Records -
====

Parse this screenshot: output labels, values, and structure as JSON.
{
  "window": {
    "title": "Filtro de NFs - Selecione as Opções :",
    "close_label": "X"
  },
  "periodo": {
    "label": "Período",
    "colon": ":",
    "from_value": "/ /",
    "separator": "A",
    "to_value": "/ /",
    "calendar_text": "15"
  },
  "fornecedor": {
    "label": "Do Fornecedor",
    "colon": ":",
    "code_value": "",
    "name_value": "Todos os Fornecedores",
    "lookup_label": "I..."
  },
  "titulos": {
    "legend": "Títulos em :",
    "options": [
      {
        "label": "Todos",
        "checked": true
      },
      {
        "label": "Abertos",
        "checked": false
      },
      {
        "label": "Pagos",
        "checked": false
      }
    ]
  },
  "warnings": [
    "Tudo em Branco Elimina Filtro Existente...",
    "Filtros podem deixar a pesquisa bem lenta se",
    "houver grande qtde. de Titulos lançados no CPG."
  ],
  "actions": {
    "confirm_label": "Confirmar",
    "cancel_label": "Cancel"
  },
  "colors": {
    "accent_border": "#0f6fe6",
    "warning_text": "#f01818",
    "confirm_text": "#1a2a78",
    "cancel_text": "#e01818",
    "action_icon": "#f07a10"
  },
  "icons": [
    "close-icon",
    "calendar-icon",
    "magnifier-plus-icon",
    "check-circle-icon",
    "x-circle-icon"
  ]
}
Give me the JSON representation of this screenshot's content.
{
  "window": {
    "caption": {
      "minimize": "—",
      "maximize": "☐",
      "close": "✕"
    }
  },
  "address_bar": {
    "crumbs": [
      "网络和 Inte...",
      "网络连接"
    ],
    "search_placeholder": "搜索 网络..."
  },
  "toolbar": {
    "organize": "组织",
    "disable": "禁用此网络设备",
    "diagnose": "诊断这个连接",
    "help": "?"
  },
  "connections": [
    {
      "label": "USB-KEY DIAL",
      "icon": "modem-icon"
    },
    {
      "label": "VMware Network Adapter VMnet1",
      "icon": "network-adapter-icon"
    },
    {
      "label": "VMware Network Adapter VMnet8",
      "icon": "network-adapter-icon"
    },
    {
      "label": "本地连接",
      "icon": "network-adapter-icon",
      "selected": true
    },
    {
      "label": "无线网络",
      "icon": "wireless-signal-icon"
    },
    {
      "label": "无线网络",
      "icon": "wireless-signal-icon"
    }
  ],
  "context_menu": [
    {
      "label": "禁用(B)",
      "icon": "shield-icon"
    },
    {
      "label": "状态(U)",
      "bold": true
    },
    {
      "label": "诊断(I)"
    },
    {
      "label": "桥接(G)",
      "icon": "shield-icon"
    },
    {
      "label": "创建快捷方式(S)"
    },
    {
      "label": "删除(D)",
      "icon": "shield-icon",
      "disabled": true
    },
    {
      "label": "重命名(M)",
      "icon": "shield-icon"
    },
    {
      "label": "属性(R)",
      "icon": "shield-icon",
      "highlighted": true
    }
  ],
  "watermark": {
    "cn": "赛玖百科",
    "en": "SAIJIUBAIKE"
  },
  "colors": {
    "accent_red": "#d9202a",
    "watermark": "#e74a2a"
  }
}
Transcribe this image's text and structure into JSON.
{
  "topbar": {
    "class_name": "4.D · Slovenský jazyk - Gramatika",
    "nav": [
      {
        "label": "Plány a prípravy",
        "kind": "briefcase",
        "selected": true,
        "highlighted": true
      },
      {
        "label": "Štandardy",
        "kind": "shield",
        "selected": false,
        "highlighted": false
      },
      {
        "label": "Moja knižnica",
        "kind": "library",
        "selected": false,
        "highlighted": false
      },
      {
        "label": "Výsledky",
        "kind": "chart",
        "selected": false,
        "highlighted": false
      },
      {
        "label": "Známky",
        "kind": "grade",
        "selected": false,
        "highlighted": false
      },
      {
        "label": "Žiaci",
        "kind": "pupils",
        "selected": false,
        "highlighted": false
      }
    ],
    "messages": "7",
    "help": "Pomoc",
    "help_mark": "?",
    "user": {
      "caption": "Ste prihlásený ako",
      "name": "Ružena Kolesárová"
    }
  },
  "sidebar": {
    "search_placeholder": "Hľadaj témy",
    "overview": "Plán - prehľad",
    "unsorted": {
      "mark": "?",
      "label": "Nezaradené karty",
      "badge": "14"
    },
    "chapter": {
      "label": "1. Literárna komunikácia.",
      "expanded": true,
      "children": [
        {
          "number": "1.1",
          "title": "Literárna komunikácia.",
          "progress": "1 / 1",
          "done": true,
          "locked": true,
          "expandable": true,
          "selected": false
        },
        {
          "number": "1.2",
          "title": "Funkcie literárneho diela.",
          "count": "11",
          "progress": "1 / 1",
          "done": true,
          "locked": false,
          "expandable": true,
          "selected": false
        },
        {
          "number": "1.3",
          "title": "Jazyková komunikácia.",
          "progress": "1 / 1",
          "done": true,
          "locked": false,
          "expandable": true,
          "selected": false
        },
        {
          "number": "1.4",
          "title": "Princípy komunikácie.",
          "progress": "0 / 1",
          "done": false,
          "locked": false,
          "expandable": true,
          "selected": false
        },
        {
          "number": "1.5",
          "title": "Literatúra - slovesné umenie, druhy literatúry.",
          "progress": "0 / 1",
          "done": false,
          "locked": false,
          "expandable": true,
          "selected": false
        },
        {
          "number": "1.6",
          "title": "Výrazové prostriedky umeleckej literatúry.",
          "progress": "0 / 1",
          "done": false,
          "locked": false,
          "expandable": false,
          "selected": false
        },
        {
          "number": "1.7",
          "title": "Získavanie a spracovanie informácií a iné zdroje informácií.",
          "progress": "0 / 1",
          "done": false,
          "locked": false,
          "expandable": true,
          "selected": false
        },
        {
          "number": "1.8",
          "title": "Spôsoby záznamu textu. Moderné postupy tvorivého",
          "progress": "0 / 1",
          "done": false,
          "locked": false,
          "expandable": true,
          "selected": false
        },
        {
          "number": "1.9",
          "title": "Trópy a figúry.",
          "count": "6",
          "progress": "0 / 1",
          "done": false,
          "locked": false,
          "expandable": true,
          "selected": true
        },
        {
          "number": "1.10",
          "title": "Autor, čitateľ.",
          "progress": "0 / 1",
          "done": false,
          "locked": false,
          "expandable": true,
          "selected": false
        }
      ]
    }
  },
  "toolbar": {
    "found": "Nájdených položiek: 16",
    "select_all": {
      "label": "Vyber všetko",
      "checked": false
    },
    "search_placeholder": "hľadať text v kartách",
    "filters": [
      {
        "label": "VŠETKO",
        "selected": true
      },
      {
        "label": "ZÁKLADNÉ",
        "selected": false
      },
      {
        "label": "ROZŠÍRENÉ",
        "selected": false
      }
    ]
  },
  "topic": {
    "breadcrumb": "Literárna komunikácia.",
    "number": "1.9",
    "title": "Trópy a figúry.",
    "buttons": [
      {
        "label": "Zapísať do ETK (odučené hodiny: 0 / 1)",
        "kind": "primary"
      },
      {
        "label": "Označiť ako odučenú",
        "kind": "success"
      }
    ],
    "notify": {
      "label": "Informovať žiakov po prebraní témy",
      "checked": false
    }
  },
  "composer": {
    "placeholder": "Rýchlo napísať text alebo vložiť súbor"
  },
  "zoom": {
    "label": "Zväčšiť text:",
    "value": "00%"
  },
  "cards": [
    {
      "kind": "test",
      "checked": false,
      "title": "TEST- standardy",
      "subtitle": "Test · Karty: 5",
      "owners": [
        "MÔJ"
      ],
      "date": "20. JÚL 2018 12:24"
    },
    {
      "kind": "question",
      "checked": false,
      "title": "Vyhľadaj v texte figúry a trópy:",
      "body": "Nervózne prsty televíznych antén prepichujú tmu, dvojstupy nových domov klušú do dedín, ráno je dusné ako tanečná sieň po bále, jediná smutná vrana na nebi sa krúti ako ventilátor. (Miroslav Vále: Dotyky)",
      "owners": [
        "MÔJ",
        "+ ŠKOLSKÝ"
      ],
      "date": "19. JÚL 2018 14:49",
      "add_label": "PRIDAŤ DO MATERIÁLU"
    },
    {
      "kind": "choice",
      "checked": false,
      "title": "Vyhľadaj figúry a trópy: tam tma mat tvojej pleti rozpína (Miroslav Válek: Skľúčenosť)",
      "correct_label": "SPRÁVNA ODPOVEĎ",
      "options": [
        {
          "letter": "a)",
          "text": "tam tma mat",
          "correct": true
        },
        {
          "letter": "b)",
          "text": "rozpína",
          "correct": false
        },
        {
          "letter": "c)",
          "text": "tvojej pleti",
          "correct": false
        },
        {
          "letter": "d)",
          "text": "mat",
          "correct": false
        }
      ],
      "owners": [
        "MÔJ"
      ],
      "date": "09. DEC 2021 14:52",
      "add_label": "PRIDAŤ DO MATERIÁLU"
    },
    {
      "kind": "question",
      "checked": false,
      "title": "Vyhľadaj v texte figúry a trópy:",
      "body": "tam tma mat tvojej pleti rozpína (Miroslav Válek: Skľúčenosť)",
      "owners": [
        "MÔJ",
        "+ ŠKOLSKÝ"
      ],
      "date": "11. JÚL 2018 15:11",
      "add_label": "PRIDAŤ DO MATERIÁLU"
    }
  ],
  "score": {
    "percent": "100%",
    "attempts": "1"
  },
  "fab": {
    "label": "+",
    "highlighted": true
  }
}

====

What is being asked - Pull every line containing the word "komunikácia" out of the entries above.

Output below -
      "label": "1. Literárna komunikácia.",
          "title": "Literárna komunikácia.",
          "title": "Jazyková komunikácia.",
    "breadcrumb": "Literárna komunikácia.",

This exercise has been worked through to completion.